Data records
+-------+
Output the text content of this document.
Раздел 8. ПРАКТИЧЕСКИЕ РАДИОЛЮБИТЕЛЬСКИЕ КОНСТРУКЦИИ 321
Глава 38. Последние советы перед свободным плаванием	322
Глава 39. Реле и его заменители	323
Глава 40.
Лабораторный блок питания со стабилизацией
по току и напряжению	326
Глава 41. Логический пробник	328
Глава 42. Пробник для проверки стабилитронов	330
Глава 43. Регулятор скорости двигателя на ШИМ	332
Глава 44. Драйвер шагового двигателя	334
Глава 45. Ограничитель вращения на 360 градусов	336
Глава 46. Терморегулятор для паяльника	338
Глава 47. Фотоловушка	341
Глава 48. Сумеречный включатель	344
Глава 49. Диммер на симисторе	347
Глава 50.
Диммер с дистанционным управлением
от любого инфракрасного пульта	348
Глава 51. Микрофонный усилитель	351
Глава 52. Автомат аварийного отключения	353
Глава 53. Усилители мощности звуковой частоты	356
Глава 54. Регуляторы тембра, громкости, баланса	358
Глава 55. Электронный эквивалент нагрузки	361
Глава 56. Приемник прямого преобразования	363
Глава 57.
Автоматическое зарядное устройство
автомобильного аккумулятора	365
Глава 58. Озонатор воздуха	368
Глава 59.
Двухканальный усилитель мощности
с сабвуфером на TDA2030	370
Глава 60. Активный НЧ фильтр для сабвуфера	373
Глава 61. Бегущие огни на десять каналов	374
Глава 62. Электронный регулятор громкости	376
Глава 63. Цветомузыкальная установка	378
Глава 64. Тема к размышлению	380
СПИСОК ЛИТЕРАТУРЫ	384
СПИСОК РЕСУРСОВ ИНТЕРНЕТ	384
+-------+
- [PROBLEM TO SOLVE] Repeat the records above exactly.

- [WORKED ANSWER]
Output the text content of this document.
Раздел 8. ПРАКТИЧЕСКИЕ РАДИОЛЮБИТЕЛЬСКИЕ КОНСТРУКЦИИ 321
Глава 38. Последние советы перед свободным плаванием	322
Глава 39. Реле и его заменители	323
Глава 40.
Лабораторный блок питания со стабилизацией
по току и напряжению	326
Глава 41. Логический пробник	328
Глава 42. Пробник для проверки стабилитронов	330
Глава 43. Регулятор скорости двигателя на ШИМ	332
Глава 44. Драйвер шагового двигателя	334
Глава 45. Ограничитель вращения на 360 градусов	336
Глава 46. Терморегулятор для паяльника	338
Глава 47. Фотоловушка	341
Глава 48. Сумеречный включатель	344
Глава 49. Диммер на симисторе	347
Глава 50.
Диммер с дистанционным управлением
от любого инфракрасного пульта	348
Глава 51. Микрофонный усилитель	351
Глава 52. Автомат аварийного отключения	353
Глава 53. Усилители мощности звуковой частоты	356
Глава 54. Регуляторы тембра, громкости, баланса	358
Глава 55. Электронный эквивалент нагрузки	361
Глава 56. Приемник прямого преобразования	363
Глава 57.
Автоматическое зарядное устройство
автомобильного аккумулятора	365
Глава 58. Озонатор воздуха	368
Глава 59.
Двухканальный усилитель мощности
с сабвуфером на TDA2030	370
Глава 60. Активный НЧ фильтр для сабвуфера	373
Глава 61. Бегущие огни на десять каналов	374
Глава 62. Электронный регулятор громкости	376
Глава 63. Цветомузыкальная установка	378
Глава 64. Тема к размышлению	380
СПИСОК ЛИТЕРАТУРЫ	384
СПИСОК РЕСУРСОВ ИНТЕРНЕТ	384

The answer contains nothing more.